▶ **Data supplied**
-- START --
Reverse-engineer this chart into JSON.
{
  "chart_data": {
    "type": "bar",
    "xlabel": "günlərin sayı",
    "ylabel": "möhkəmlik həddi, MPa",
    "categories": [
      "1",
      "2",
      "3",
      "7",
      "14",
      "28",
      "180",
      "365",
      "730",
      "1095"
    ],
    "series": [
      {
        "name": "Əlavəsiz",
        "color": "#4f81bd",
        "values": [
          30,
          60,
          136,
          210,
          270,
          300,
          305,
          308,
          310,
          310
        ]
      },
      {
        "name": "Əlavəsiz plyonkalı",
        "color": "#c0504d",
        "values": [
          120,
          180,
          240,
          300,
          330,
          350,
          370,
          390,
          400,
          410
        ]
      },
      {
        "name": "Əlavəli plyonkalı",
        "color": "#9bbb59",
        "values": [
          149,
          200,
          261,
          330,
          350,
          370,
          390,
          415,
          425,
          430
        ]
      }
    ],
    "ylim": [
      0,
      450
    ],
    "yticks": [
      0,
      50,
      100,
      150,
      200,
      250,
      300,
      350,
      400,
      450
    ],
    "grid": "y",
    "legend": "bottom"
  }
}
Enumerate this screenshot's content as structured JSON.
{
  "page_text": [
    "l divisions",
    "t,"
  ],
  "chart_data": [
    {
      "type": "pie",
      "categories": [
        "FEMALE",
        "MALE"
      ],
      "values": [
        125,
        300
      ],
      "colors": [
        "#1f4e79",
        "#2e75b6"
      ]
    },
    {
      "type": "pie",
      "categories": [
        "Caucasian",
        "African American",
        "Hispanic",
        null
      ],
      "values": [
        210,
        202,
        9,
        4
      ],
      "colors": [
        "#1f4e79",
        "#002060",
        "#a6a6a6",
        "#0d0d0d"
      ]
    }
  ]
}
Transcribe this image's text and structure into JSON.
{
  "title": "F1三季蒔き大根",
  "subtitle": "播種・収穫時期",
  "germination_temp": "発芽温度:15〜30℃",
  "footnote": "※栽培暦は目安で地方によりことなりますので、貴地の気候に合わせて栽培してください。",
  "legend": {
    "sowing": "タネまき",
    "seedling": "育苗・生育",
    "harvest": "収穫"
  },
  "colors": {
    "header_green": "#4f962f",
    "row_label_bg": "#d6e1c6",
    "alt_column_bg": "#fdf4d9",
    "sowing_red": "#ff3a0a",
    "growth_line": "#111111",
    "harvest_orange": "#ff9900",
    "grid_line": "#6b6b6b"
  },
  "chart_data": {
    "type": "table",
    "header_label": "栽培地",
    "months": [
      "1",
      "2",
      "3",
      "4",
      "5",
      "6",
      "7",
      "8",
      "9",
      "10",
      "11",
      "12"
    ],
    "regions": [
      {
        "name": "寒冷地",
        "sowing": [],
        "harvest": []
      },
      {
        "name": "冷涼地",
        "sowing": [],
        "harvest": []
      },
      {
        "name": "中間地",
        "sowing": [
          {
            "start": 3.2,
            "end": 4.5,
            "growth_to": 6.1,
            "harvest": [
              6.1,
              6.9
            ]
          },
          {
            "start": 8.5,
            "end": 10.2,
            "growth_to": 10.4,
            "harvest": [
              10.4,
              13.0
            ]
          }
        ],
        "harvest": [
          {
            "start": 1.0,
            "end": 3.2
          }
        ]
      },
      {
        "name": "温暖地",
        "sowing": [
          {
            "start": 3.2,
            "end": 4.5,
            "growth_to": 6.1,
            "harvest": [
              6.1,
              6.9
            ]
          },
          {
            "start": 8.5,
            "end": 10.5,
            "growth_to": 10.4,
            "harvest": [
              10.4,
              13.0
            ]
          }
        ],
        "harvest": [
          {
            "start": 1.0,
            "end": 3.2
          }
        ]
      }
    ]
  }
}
-- END --
▶ **What the task requires**
Write out every entry exactly as given.

▶ **Result of the task**
Reverse-engineer this chart into JSON.
{
  "chart_data": {
    "type": "bar",
    "xlabel": "günlərin sayı",
    "ylabel": "möhkəmlik həddi, MPa",
    "categories": [
      "1",
      "2",
      "3",
      "7",
      "14",
      "28",
      "180",
      "365",
      "730",
      "1095"
    ],
    "series": [
      {
        "name": "Əlavəsiz",
        "color": "#4f81bd",
        "values": [
          30,
          60,
          136,
          210,
          270,
          300,
          305,
          308,
          310,
          310
        ]
      },
      {
        "name": "Əlavəsiz plyonkalı",
        "color": "#c0504d",
        "values": [
          120,
          180,
          240,
          300,
          330,
          350,
          370,
          390,
          400,
          410
        ]
      },
      {
        "name": "Əlavəli plyonkalı",
        "color": "#9bbb59",
        "values": [
          149,
          200,
          261,
          330,
          350,
          370,
          390,
          415,
          425,
          430
        ]
      }
    ],
    "ylim": [
      0,
      450
    ],
    "yticks": [
      0,
      50,
      100,
      150,
      200,
      250,
      300,
      350,
      400,
      450
    ],
    "grid": "y",
    "legend": "bottom"
  }
}
Enumerate this screenshot's content as structured JSON.
{
  "page_text": [
    "l divisions",
    "t,"
  ],
  "chart_data": [
    {
      "type": "pie",
      "categories": [
        "FEMALE",
        "MALE"
      ],
      "values": [
        125,
        300
      ],
      "colors": [
        "#1f4e79",
        "#2e75b6"
      ]
    },
    {
      "type": "pie",
      "categories": [
        "Caucasian",
        "African American",
        "Hispanic",
        null
      ],
      "values": [
        210,
        202,
        9,
        4
      ],
      "colors": [
        "#1f4e79",
        "#002060",
        "#a6a6a6",
        "#0d0d0d"
      ]
    }
  ]
}
Transcribe this image's text and structure into JSON.
{
  "title": "F1三季蒔き大根",
  "subtitle": "播種・収穫時期",
  "germination_temp": "発芽温度:15〜30℃",
  "footnote": "※栽培暦は目安で地方によりことなりますので、貴地の気候に合わせて栽培してください。",
  "legend": {
    "sowing": "タネまき",
    "seedling": "育苗・生育",
    "harvest": "収穫"
  },
  "colors": {
    "header_green": "#4f962f",
    "row_label_bg": "#d6e1c6",
    "alt_column_bg": "#fdf4d9",
    "sowing_red": "#ff3a0a",
    "growth_line": "#111111",
    "harvest_orange": "#ff9900",
    "grid_line": "#6b6b6b"
  },
  "chart_data": {
    "type": "table",
    "header_label": "栽培地",
    "months": [
      "1",
      "2",
      "3",
      "4",
      "5",
      "6",
      "7",
      "8",
      "9",
      "10",
      "11",
      "12"
    ],
    "regions": [
      {
        "name": "寒冷地",
        "sowing": [],
        "harvest": []
      },
      {
        "name": "冷涼地",
        "sowing": [],
        "harvest": []
      },
      {
        "name": "中間地",
        "sowing": [
          {
            "start": 3.2,
            "end": 4.5,
            "growth_to": 6.1,
            "harvest": [
              6.1,
              6.9
            ]
          },
          {
            "start": 8.5,
            "end": 10.2,
            "growth_to": 10.4,
            "harvest": [
              10.4,
              13.0
            ]
          }
        ],
        "harvest": [
          {
            "start": 1.0,
            "end": 3.2
          }
        ]
      },
      {
        "name": "温暖地",
        "sowing": [
          {
            "start": 3.2,
            "end": 4.5,
            "growth_to": 6.1,
            "harvest": [
              6.1,
              6.9
            ]
          },
          {
            "start": 8.5,
            "end": 10.5,
            "growth_to": 10.4,
            "harvest": [
              10.4,
              13.0
            ]
          }
        ],
        "harvest": [
          {
            "start": 1.0,
            "end": 3.2
          }
        ]
      }
    ]
  }
}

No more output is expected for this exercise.